▶ _What this task involves_:
Please repeat all of the lines that follow, exactly as written.

** Begin **

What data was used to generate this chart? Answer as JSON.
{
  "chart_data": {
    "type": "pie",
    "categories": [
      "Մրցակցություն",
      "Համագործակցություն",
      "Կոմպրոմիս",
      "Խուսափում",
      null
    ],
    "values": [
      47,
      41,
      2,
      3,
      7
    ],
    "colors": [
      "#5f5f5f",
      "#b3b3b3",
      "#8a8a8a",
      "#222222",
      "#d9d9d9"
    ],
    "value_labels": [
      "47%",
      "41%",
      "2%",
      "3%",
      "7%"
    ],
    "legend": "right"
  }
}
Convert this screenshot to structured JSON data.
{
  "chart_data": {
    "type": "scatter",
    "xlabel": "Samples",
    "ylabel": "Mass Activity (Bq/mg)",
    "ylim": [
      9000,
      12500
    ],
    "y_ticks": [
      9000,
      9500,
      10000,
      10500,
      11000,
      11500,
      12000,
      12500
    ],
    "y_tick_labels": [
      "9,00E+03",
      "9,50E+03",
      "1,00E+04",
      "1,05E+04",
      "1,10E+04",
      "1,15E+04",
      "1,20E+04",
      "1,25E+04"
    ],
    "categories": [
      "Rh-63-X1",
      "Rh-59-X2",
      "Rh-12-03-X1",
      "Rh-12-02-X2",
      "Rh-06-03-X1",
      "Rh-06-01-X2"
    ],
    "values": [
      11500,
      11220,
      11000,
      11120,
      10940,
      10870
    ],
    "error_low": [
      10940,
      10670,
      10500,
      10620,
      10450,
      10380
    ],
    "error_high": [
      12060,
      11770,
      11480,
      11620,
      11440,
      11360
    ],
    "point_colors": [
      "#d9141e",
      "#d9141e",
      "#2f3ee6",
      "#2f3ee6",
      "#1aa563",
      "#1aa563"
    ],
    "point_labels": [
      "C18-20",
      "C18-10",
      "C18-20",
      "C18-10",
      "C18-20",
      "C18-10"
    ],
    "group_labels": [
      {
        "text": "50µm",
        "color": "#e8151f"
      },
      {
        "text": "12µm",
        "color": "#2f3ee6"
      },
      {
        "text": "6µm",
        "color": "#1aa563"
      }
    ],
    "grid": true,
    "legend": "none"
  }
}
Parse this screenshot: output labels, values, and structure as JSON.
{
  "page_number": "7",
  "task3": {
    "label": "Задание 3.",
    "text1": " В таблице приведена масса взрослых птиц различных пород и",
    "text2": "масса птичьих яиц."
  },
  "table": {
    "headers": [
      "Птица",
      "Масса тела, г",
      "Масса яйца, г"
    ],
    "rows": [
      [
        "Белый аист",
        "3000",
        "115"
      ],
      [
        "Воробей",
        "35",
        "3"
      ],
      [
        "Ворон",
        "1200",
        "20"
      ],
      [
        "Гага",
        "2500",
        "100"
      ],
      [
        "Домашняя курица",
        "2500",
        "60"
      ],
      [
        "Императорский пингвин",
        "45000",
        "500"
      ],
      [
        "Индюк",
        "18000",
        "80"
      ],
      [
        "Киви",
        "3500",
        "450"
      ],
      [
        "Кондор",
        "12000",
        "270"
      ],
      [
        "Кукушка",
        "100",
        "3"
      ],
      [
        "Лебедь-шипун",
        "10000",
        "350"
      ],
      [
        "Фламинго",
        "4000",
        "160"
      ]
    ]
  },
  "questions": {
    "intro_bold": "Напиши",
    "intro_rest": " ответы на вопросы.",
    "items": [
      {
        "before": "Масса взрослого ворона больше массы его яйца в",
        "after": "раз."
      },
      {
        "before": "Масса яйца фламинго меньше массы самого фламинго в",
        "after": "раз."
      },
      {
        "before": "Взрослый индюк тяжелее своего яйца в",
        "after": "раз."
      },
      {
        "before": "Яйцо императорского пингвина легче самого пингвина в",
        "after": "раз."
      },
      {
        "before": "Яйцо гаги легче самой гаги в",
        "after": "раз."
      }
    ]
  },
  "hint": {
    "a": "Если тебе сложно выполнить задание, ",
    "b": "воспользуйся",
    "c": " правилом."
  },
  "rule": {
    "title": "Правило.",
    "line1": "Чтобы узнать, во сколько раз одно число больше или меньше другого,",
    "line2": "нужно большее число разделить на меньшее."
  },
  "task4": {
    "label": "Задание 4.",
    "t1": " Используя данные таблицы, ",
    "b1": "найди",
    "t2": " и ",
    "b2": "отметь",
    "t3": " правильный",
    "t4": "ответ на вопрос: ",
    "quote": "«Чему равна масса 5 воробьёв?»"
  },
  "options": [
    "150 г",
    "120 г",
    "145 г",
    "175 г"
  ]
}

** End **

▶ _Finished exercise_:
What data was used to generate this chart? Answer as JSON.
{
  "chart_data": {
    "type": "pie",
    "categories": [
      "Մրցակցություն",
      "Համագործակցություն",
      "Կոմպրոմիս",
      "Խուսափում",
      null
    ],
    "values": [
      47,
      41,
      2,
      3,
      7
    ],
    "colors": [
      "#5f5f5f",
      "#b3b3b3",
      "#8a8a8a",
      "#222222",
      "#d9d9d9"
    ],
    "value_labels": [
      "47%",
      "41%",
      "2%",
      "3%",
      "7%"
    ],
    "legend": "right"
  }
}
Convert this screenshot to structured JSON data.
{
  "chart_data": {
    "type": "scatter",
    "xlabel": "Samples",
    "ylabel": "Mass Activity (Bq/mg)",
    "ylim": [
      9000,
      12500
    ],
    "y_ticks": [
      9000,
      9500,
      10000,
      10500,
      11000,
      11500,
      12000,
      12500
    ],
    "y_tick_labels": [
      "9,00E+03",
      "9,50E+03",
      "1,00E+04",
      "1,05E+04",
      "1,10E+04",
      "1,15E+04",
      "1,20E+04",
      "1,25E+04"
    ],
    "categories": [
      "Rh-63-X1",
      "Rh-59-X2",
      "Rh-12-03-X1",
      "Rh-12-02-X2",
      "Rh-06-03-X1",
      "Rh-06-01-X2"
    ],
    "values": [
      11500,
      11220,
      11000,
      11120,
      10940,
      10870
    ],
    "error_low": [
      10940,
      10670,
      10500,
      10620,
      10450,
      10380
    ],
    "error_high": [
      12060,
      11770,
      11480,
      11620,
      11440,
      11360
    ],
    "point_colors": [
      "#d9141e",
      "#d9141e",
      "#2f3ee6",
      "#2f3ee6",
      "#1aa563",
      "#1aa563"
    ],
    "point_labels": [
      "C18-20",
      "C18-10",
      "C18-20",
      "C18-10",
      "C18-20",
      "C18-10"
    ],
    "group_labels": [
      {
        "text": "50µm",
        "color": "#e8151f"
      },
      {
        "text": "12µm",
        "color": "#2f3ee6"
      },
      {
        "text": "6µm",
        "color": "#1aa563"
      }
    ],
    "grid": true,
    "legend": "none"
  }
}
Parse this screenshot: output labels, values, and structure as JSON.
{
  "page_number": "7",
  "task3": {
    "label": "Задание 3.",
    "text1": " В таблице приведена масса взрослых птиц различных пород и",
    "text2": "масса птичьих яиц."
  },
  "table": {
    "headers": [
      "Птица",
      "Масса тела, г",
      "Масса яйца, г"
    ],
    "rows": [
      [
        "Белый аист",
        "3000",
        "115"
      ],
      [
        "Воробей",
        "35",
        "3"
      ],
      [
        "Ворон",
        "1200",
        "20"
      ],
      [
        "Гага",
        "2500",
        "100"
      ],
      [
        "Домашняя курица",
        "2500",
        "60"
      ],
      [
        "Императорский пингвин",
        "45000",
        "500"
      ],
      [
        "Индюк",
        "18000",
        "80"
      ],
      [
        "Киви",
        "3500",
        "450"
      ],
      [
        "Кондор",
        "12000",
        "270"
      ],
      [
        "Кукушка",
        "100",
        "3"
      ],
      [
        "Лебедь-шипун",
        "10000",
        "350"
      ],
      [
        "Фламинго",
        "4000",
        "160"
      ]
    ]
  },
  "questions": {
    "intro_bold": "Напиши",
    "intro_rest": " ответы на вопросы.",
    "items": [
      {
        "before": "Масса взрослого ворона больше массы его яйца в",
        "after": "раз."
      },
      {
        "before": "Масса яйца фламинго меньше массы самого фламинго в",
        "after": "раз."
      },
      {
        "before": "Взрослый индюк тяжелее своего яйца в",
        "after": "раз."
      },
      {
        "before": "Яйцо императорского пингвина легче самого пингвина в",
        "after": "раз."
      },
      {
        "before": "Яйцо гаги легче самой гаги в",
        "after": "раз."
      }
    ]
  },
  "hint": {
    "a": "Если тебе сложно выполнить задание, ",
    "b": "воспользуйся",
    "c": " правилом."
  },
  "rule": {
    "title": "Правило.",
    "line1": "Чтобы узнать, во сколько раз одно число больше или меньше другого,",
    "line2": "нужно большее число разделить на меньшее."
  },
  "task4": {
    "label": "Задание 4.",
    "t1": " Используя данные таблицы, ",
    "b1": "найди",
    "t2": " и ",
    "b2": "отметь",
    "t3": " правильный",
    "t4": "ответ на вопрос: ",
    "quote": "«Чему равна масса 5 воробьёв?»"
  },
  "options": [
    "150 г",
    "120 г",
    "145 г",
    "175 г"
  ]
}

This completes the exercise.